▶ [Stated task 1]
In the review of The Frenzy Way, which traditional fright is said to receive the least ink?
▶ [Stated task 2]
Retype the passage of the review of The Frenzy Way starting at "Medallion Press /" and ending at "something brand new.".

BEGIN Selection

Medallion Press / June 2010
Reviewed by: Derek Clendening

Of the handful of traditional frights – that would include ghosts, vampires, zombies and assorted funky creatures conjured by an author’s imagination – werewolves seem to receive the least ink. Very often werewolf-themed books are relegated to the Zebra Books catalogues of the world and sometimes for good reason. But such is not the case with Gregory Lamberson’s The Frenzy Way. In this novel, the author of Johnny Gruesome and Personal Demons puts forward a fresh examination of lycanthropes and offers readers something brand new.

END Selection
BEGIN Given information

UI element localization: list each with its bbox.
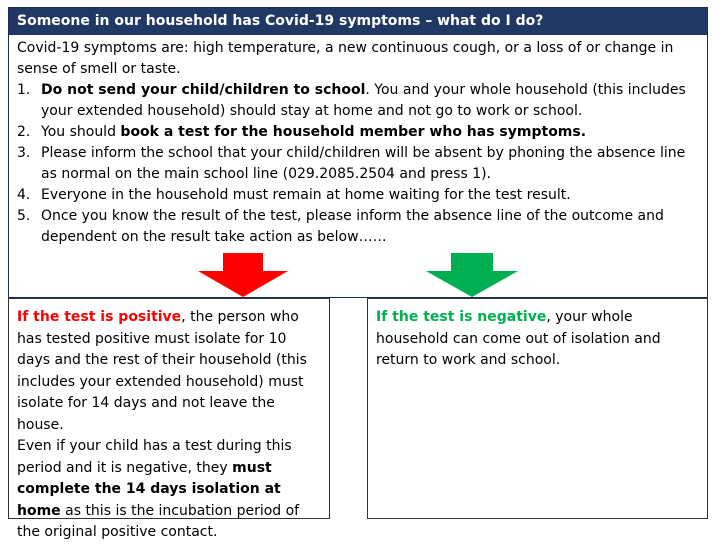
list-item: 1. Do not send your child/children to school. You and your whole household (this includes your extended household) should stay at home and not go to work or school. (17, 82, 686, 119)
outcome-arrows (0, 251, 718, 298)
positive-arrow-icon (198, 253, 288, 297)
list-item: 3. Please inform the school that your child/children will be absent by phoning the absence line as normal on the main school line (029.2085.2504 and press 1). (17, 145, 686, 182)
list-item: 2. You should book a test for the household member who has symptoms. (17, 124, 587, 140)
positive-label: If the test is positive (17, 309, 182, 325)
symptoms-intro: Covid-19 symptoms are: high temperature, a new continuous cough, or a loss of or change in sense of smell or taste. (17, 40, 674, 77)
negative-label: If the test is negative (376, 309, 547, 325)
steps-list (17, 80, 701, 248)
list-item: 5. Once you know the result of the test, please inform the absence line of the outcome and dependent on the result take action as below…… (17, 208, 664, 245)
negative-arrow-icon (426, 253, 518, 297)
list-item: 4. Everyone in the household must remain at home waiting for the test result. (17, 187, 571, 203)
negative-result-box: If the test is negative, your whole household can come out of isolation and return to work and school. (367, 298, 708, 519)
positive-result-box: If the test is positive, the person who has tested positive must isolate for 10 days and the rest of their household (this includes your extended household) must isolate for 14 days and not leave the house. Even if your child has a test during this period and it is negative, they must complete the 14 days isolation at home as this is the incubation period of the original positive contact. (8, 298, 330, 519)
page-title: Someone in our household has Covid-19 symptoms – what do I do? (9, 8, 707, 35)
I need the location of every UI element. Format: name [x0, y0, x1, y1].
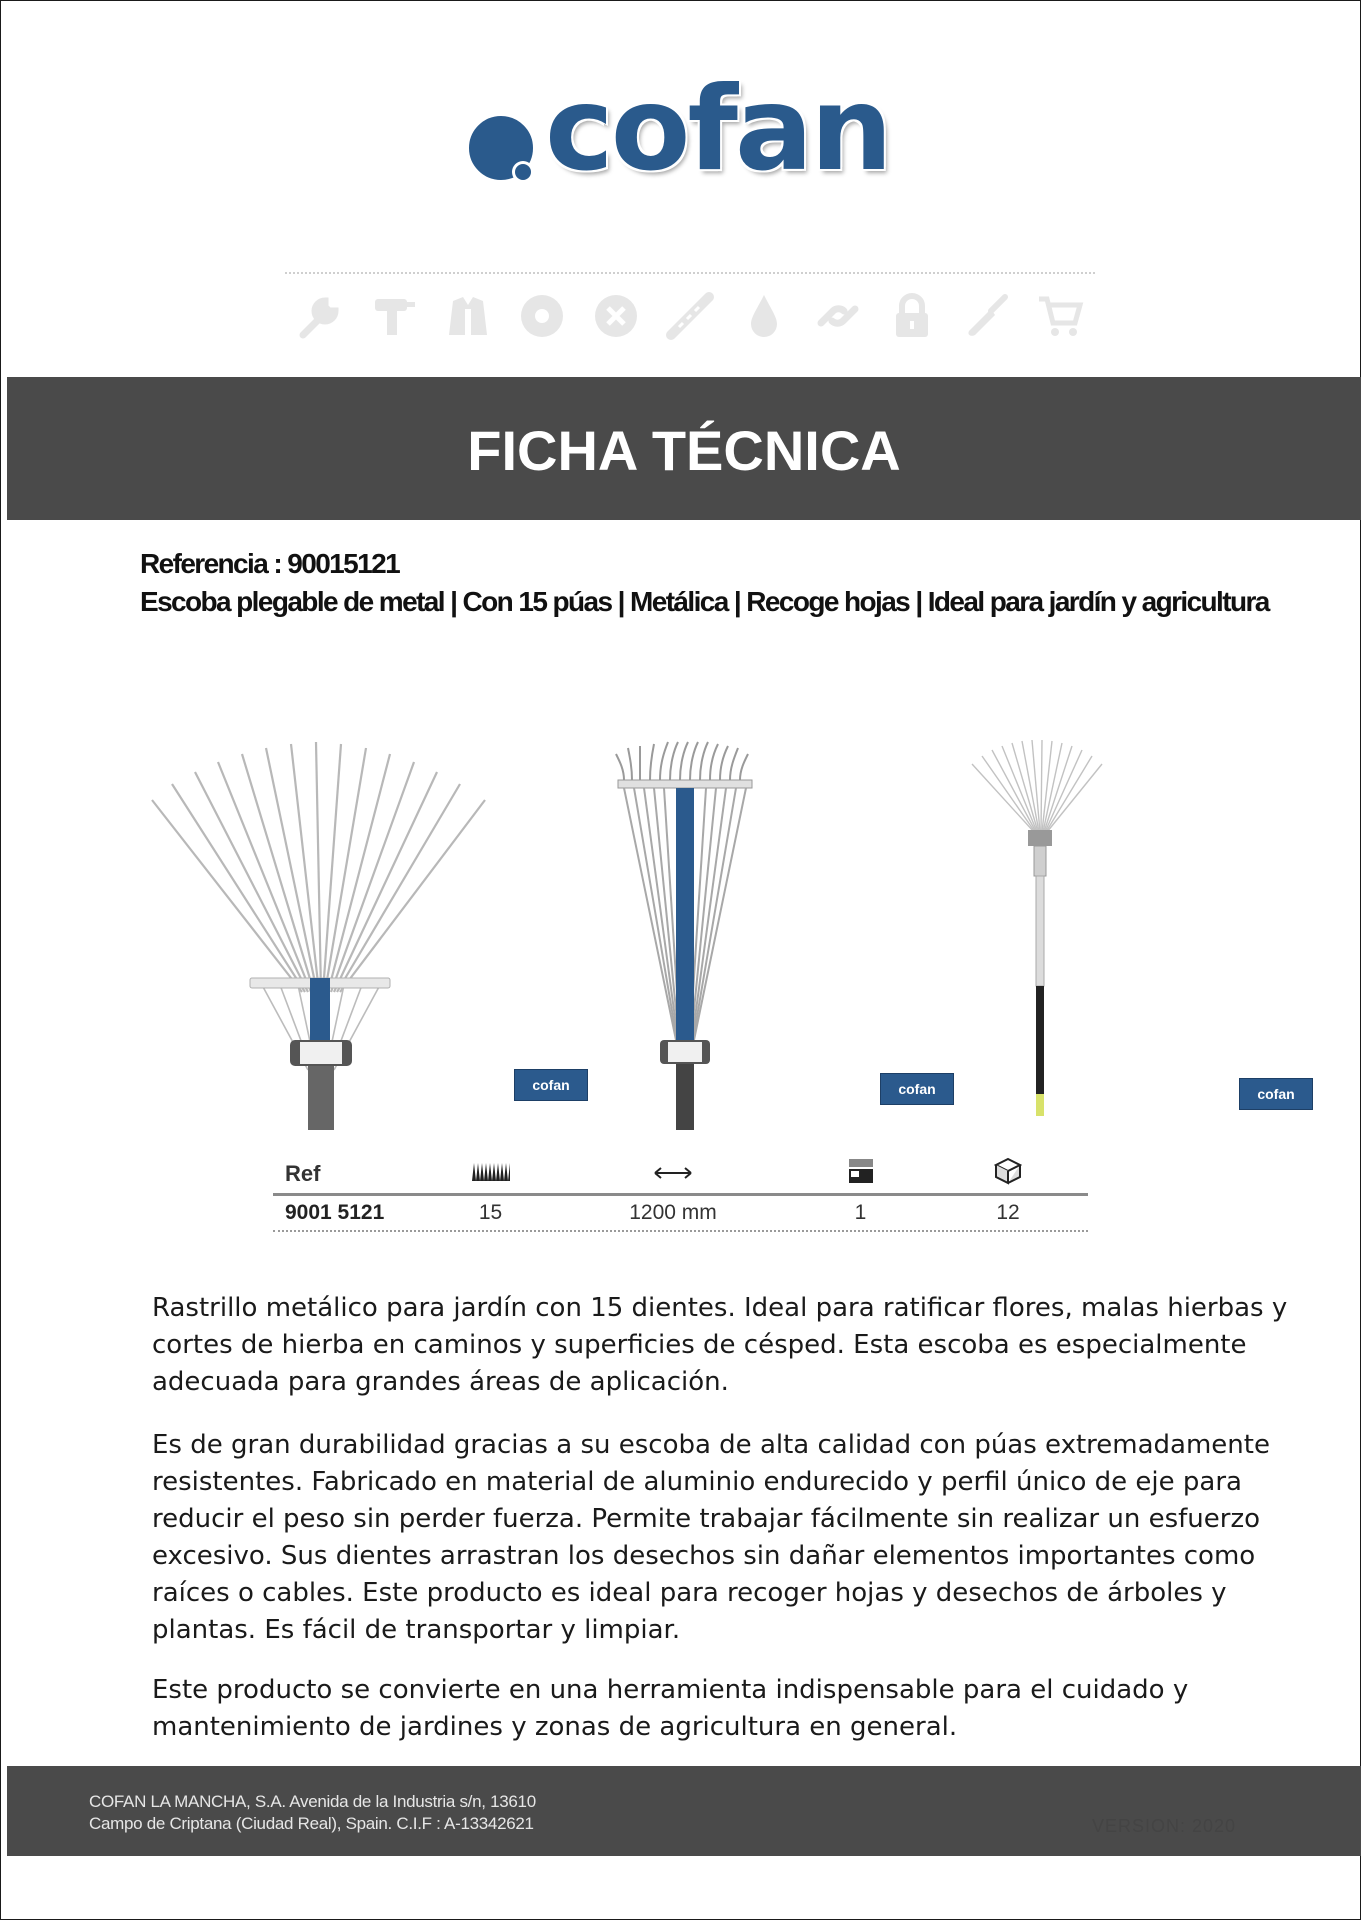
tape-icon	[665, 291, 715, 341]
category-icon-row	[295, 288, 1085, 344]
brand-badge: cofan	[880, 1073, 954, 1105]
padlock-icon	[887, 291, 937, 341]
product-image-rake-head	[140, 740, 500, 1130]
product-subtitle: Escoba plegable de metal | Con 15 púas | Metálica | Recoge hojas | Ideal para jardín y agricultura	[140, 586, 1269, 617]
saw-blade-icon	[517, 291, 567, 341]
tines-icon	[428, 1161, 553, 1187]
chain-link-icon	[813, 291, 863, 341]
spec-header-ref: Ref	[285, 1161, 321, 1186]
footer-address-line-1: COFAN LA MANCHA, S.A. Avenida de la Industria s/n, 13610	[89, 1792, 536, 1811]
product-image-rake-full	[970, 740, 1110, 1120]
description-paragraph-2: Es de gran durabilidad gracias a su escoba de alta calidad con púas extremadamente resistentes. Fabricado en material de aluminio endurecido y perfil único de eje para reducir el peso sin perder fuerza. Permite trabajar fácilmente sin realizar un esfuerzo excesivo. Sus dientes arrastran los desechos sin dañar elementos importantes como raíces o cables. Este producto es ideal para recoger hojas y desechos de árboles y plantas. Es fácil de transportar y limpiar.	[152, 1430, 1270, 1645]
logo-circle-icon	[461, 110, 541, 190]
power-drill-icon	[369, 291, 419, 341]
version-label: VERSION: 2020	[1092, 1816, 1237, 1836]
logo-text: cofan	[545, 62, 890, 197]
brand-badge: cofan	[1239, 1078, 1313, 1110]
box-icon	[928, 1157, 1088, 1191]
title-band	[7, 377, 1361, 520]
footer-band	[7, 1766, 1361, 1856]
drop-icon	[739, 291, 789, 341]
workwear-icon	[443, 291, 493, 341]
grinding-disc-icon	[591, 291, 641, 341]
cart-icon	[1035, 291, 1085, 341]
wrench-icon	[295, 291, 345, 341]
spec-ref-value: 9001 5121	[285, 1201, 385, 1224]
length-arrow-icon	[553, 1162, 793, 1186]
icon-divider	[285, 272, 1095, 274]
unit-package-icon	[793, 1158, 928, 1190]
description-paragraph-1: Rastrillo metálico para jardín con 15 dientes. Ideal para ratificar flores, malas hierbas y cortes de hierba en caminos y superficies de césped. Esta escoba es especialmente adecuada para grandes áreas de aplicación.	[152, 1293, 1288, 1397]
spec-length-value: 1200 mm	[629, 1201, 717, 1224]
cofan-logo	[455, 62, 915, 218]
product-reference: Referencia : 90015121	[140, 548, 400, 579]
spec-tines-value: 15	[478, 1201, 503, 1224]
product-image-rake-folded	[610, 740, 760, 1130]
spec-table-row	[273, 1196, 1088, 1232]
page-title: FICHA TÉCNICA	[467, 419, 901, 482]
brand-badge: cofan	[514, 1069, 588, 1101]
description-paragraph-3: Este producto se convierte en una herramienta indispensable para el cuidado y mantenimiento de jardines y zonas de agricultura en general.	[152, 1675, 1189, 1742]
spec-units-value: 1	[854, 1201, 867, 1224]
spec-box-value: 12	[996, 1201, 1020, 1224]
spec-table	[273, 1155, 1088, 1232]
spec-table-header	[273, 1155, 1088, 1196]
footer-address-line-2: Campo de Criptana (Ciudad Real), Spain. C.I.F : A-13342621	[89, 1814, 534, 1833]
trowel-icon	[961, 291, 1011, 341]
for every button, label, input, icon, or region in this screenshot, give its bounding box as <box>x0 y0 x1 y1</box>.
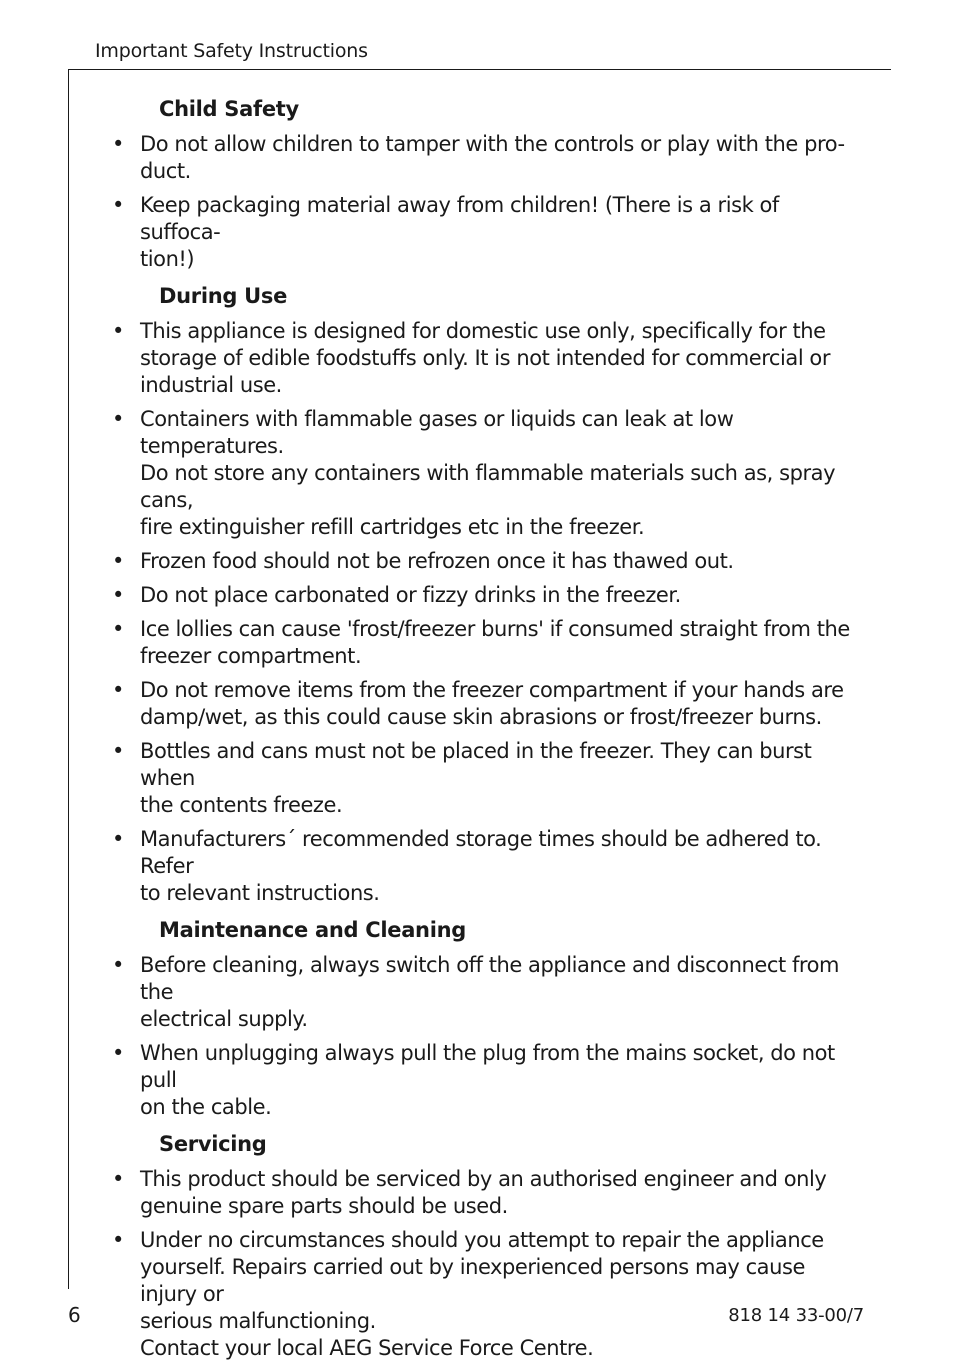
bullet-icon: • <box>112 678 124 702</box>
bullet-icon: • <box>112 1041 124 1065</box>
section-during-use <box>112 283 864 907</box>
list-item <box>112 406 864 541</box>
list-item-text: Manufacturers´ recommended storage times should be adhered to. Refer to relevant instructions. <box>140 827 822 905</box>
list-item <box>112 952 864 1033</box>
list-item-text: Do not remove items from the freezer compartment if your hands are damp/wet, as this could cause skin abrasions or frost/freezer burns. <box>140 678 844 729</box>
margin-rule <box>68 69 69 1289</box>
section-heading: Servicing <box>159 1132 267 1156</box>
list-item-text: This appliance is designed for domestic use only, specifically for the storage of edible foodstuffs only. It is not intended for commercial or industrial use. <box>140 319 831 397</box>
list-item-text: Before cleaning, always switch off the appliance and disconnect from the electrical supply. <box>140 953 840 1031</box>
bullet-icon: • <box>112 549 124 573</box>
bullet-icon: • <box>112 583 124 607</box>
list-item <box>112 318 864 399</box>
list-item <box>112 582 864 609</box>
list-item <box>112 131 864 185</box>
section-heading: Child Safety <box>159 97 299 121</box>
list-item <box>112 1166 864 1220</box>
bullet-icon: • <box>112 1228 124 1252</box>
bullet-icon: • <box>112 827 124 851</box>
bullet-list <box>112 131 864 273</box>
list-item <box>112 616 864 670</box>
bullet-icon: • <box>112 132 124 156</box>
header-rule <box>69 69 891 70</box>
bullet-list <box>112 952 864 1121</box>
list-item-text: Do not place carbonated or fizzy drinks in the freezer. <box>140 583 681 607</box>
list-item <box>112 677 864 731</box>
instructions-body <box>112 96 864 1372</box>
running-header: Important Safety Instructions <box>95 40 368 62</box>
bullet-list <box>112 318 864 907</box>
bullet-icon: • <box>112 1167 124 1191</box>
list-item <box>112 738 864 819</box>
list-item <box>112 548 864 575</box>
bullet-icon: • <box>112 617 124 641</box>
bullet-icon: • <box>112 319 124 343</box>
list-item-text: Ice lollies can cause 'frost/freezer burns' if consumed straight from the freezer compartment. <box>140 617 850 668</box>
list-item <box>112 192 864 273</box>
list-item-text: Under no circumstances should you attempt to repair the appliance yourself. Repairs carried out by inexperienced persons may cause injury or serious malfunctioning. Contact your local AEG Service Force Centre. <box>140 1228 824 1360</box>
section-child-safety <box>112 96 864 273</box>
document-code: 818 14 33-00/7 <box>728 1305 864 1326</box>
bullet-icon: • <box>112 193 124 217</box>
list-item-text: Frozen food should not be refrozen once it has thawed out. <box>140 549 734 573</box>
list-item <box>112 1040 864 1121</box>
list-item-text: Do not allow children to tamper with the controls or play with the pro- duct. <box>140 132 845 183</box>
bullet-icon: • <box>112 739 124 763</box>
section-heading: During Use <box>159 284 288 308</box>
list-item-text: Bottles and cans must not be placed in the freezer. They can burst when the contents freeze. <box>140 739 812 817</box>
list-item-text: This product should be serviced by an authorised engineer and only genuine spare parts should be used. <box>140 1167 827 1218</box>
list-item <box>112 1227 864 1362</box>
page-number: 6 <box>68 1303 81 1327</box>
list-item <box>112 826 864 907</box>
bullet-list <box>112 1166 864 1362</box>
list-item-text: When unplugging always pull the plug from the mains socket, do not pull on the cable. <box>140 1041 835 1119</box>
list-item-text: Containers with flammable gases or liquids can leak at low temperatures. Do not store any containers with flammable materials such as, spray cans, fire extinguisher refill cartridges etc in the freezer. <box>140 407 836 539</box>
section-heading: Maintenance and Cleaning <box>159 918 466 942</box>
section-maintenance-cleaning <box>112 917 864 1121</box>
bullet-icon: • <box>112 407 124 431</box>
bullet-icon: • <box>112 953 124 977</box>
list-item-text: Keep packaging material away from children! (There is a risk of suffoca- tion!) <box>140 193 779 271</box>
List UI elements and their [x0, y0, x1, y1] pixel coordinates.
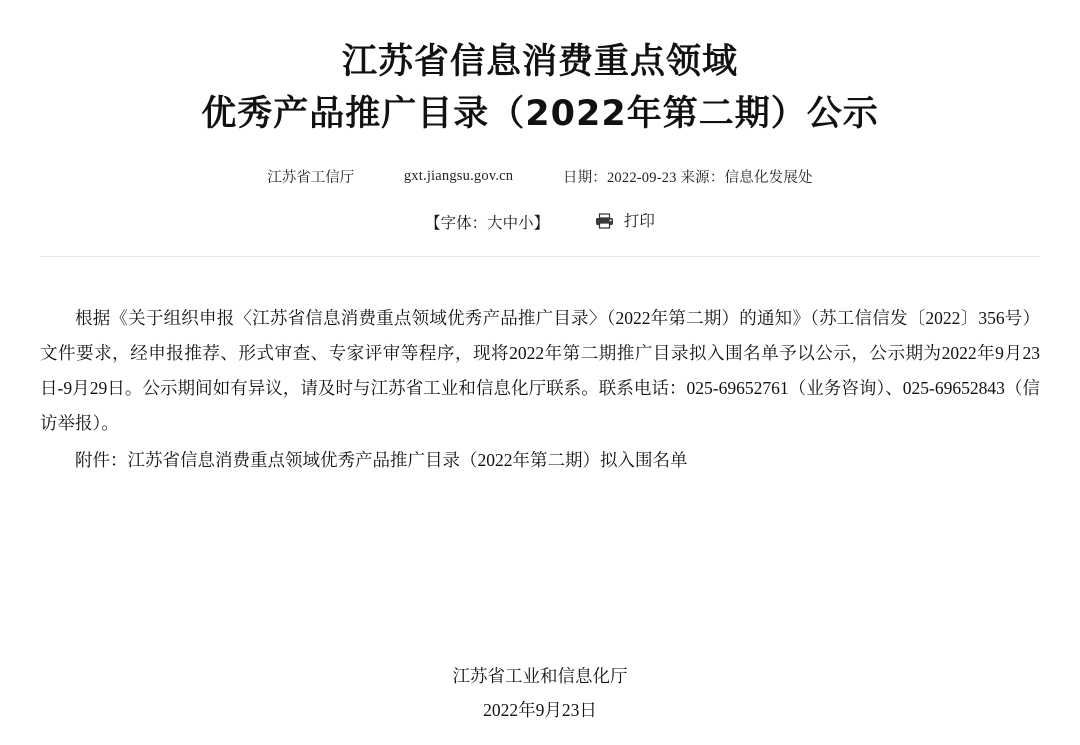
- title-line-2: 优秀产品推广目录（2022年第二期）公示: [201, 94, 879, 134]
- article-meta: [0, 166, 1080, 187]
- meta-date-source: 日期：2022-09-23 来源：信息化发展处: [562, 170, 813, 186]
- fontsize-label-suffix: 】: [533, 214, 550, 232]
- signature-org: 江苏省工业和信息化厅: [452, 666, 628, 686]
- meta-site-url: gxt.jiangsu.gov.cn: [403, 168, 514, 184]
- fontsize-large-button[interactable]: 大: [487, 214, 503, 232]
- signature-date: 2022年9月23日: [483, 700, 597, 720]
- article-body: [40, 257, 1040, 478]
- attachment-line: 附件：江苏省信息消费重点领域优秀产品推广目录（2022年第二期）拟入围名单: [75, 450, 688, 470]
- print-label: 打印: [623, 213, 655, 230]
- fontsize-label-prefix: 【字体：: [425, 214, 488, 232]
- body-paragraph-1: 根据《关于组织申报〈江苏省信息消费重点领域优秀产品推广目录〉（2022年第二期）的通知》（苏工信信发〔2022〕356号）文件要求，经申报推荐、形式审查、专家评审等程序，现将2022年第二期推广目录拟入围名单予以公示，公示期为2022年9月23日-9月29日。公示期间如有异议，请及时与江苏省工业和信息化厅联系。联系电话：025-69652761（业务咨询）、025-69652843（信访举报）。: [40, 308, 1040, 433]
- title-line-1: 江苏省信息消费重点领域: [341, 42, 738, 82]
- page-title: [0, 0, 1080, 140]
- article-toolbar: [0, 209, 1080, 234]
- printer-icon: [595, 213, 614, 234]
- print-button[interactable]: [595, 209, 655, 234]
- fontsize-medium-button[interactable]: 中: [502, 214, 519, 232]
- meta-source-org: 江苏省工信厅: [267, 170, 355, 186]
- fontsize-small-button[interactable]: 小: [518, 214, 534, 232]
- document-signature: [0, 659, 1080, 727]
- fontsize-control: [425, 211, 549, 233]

END Given information

▶ [Worked answer 1]
Werewolves

▶ [Worked answer 2]
Medallion Press / June 2010
Reviewed by: Derek Clendening

Of the handful of traditional frights – that would include ghosts, vampires, zombies and assorted funky creatures conjured by an author’s imagination – werewolves seem to receive the least ink. Very often werewolf-themed books are relegated to the Zebra Books catalogues of the world and sometimes for good reason. But such is not the case with Gregory Lamberson’s The Frenzy Way. In this novel, the author of Johnny Gruesome and Personal Demons puts forward a fresh examination of lycanthropes and offers readers something brand new.